Stated exercise:
Look through the data for the string "rekonstrukcija". Copy every line where it is found.
---------- Input records
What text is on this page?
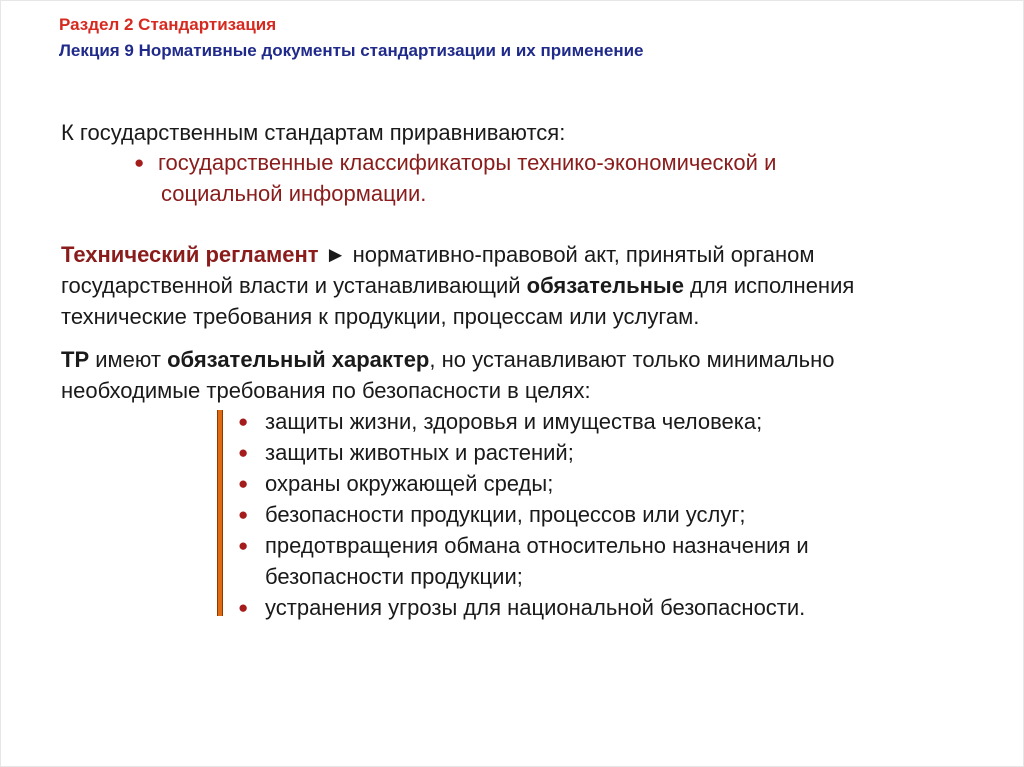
Раздел 2 Стандартизация
Лекция 9 Нормативные документы стандартизации и их применение
К государственным стандартам приравниваются:
● государственные классификаторы технико-экономической и
социальной информации.
Технический регламент ► нормативно-правовой акт, принятый органом
государственной власти и устанавливающий обязательные для исполнения
технические требования к продукции, процессам или услугам.
ТР имеют обязательный характер, но устанавливают только минимально
необходимые требования по безопасности в целях:
● защиты жизни, здоровья и имущества человека;
● защиты животных и растений;
● охраны окружающей среды;
● безопасности продукции, процессов или услуг;
● предотвращения обмана относительно назначения и
безопасности продукции;
● устранения угрозы для национальной безопасности.
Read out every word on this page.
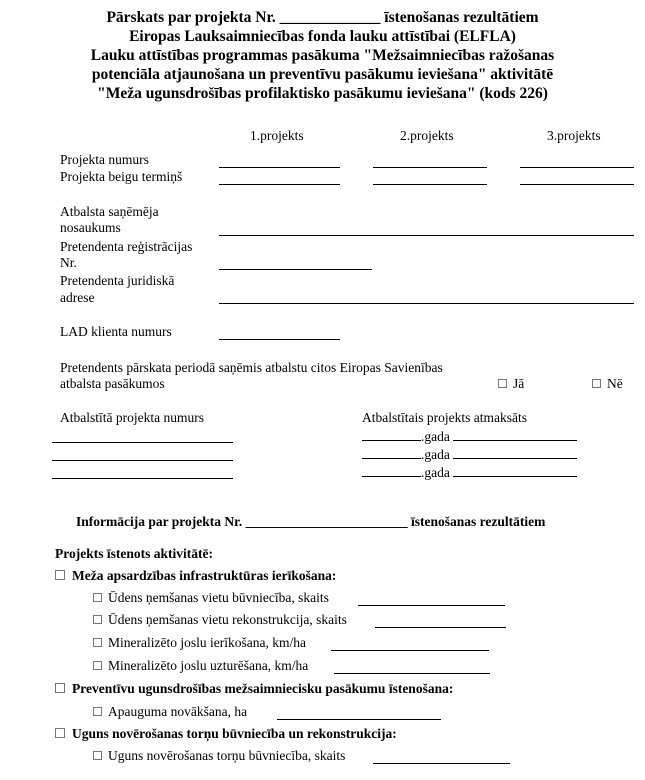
Pārskats par projekta Nr. _____________ īstenošanas rezultātiem
Eiropas Lauksaimniecības fonda lauku attīstībai (ELFLA)
Lauku attīstības programmas pasākuma "Mežsaimniecības ražošanas
potenciāla atjaunošana un preventīvu pasākumu ieviešana" aktivitātē
"Meža ugunsdrošības profilaktisko pasākumu ieviešana" (kods 226)
1.projekts	2.projekts	3.projekts
Projekta numurs
Projekta beigu termiņš
Atbalsta saņēmēja
nosaukums
Pretendenta reģistrācijas
Nr.
Pretendenta juridiskā
adrese
LAD klienta numurs
Pretendents pārskata periodā saņēmis atbalstu citos Eiropas Savienības
atbalsta pasākumos	Jā	Nē
Atbalstītā projekta numurs	Atbalstītais projekts atmaksāts
.gada
.gada
.gada
Informācija par projekta Nr. ________________________ īstenošanas rezultātiem
Projekts īstenots aktivitātē:
Meža apsardzības infrastruktūras ierīkošana:
Ūdens ņemšanas vietu būvniecība, skaits
Ūdens ņemšanas vietu rekonstrukcija, skaits
Mineralizēto joslu ierīkošana, km/ha
Mineralizēto joslu uzturēšana, km/ha
Preventīvu ugunsdrošības mežsaimniecisku pasākumu īstenošana:
Apauguma novākšana, ha
Uguns novērošanas torņu būvniecība un rekonstrukcija:
Uguns novērošanas torņu būvniecība, skaits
--------------------
Finished task:
Ūdens ņemšanas vietu rekonstrukcija, skaits
Uguns novērošanas torņu būvniecība un rekonstrukcija:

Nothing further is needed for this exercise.